*WRITTEN EXERCISE*
Drop all images and give the records again exactly.

*INFORMATION PROVIDED*
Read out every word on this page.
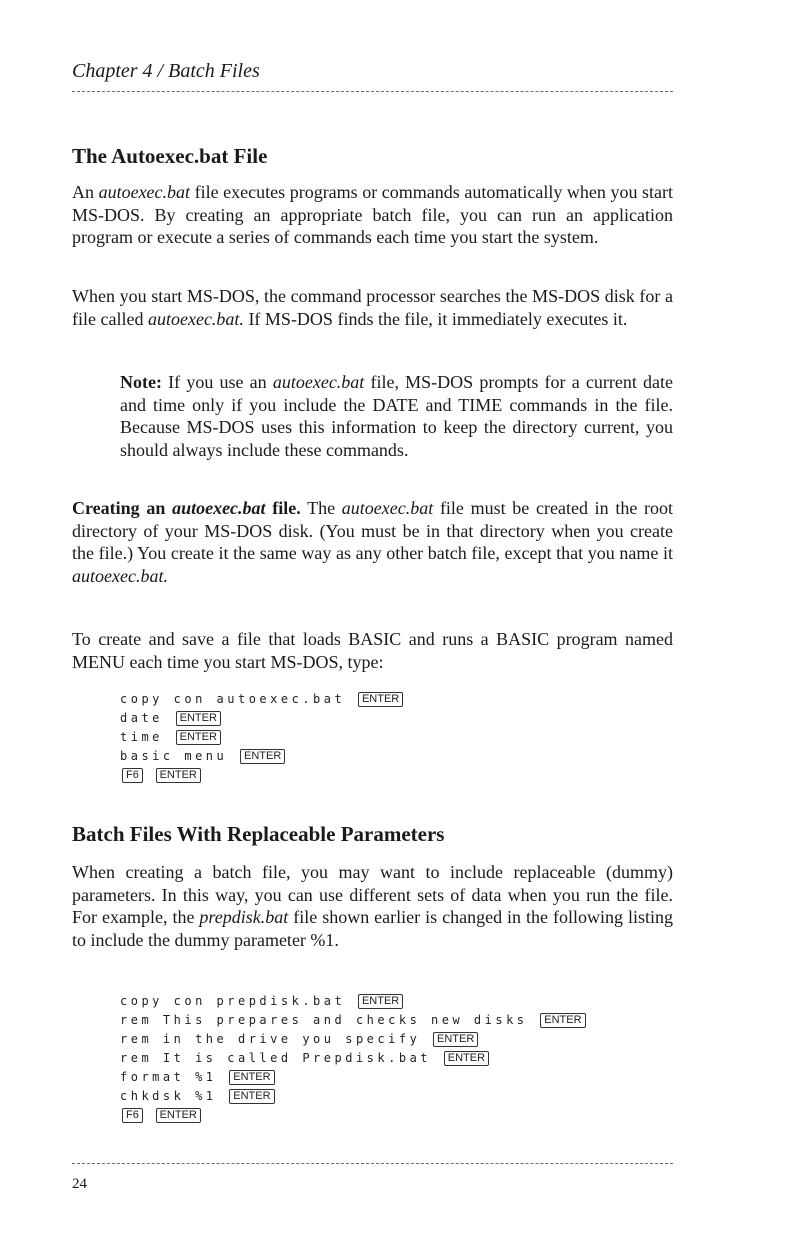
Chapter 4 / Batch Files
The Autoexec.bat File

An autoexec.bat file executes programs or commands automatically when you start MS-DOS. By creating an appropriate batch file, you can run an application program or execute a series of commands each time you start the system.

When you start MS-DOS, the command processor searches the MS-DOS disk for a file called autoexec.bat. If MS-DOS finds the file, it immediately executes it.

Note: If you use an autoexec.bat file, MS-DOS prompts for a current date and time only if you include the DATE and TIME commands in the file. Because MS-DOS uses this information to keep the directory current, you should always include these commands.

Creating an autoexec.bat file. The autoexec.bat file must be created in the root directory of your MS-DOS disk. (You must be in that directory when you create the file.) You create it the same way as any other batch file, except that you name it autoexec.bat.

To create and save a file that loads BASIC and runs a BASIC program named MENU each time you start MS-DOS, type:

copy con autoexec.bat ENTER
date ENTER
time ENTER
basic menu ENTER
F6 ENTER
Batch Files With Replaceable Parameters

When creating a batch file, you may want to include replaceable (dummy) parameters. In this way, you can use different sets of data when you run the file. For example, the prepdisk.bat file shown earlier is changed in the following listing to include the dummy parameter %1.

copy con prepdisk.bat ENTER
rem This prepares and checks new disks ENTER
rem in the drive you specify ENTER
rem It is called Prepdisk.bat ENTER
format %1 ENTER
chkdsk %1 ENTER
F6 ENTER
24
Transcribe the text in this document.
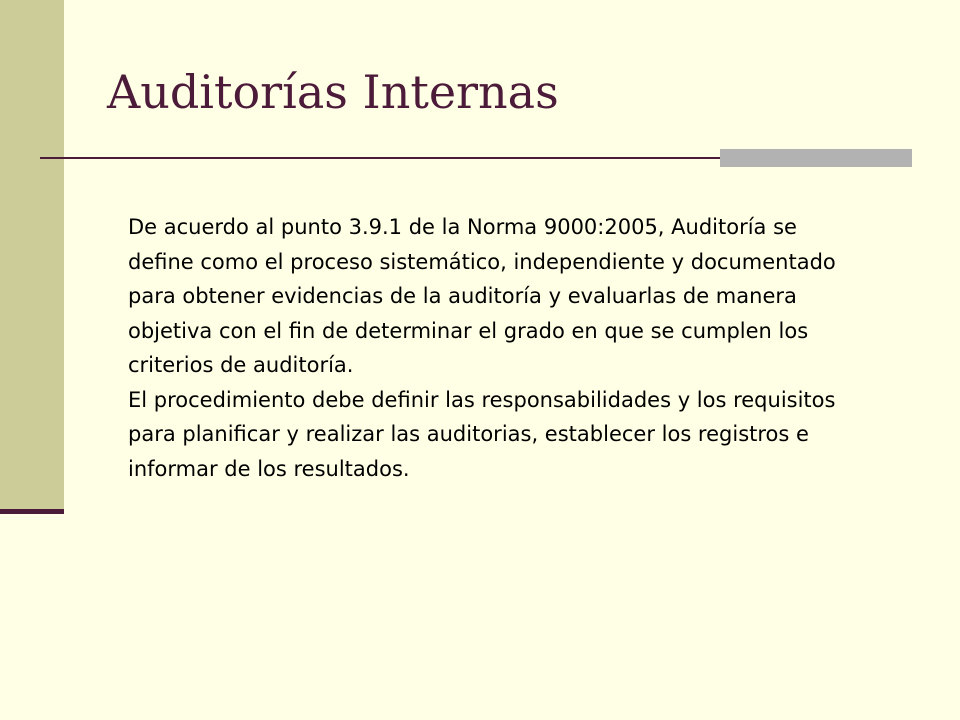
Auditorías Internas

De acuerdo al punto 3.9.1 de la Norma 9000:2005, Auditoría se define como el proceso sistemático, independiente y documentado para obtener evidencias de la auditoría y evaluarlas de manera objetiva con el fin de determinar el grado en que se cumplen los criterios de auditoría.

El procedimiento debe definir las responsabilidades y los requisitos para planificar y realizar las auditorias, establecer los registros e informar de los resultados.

*THE SOLUTION*
Read out every word on this page.
Chapter 4 / Batch Files
The Autoexec.bat File

An autoexec.bat file executes programs or commands automatically when you start MS-DOS. By creating an appropriate batch file, you can run an application program or execute a series of commands each time you start the system.

When you start MS-DOS, the command processor searches the MS-DOS disk for a file called autoexec.bat. If MS-DOS finds the file, it immediately executes it.

Note: If you use an autoexec.bat file, MS-DOS prompts for a current date and time only if you include the DATE and TIME commands in the file. Because MS-DOS uses this information to keep the directory current, you should always include these commands.

Creating an autoexec.bat file. The autoexec.bat file must be created in the root directory of your MS-DOS disk. (You must be in that directory when you create the file.) You create it the same way as any other batch file, except that you name it autoexec.bat.

To create and save a file that loads BASIC and runs a BASIC program named MENU each time you start MS-DOS, type:

copy con autoexec.bat ENTER
date ENTER
time ENTER
basic menu ENTER
F6 ENTER
Batch Files With Replaceable Parameters

When creating a batch file, you may want to include replaceable (dummy) parameters. In this way, you can use different sets of data when you run the file. For example, the prepdisk.bat file shown earlier is changed in the following listing to include the dummy parameter %1.

copy con prepdisk.bat ENTER
rem This prepares and checks new disks ENTER
rem in the drive you specify ENTER
rem It is called Prepdisk.bat ENTER
format %1 ENTER
chkdsk %1 ENTER
F6 ENTER
24
Transcribe the text in this document.
Auditorías Internas

De acuerdo al punto 3.9.1 de la Norma 9000:2005, Auditoría se define como el proceso sistemático, independiente y documentado para obtener evidencias de la auditoría y evaluarlas de manera objetiva con el fin de determinar el grado en que se cumplen los criterios de auditoría.

El procedimiento debe definir las responsabilidades y los requisitos para planificar y realizar las auditorias, establecer los registros e informar de los resultados.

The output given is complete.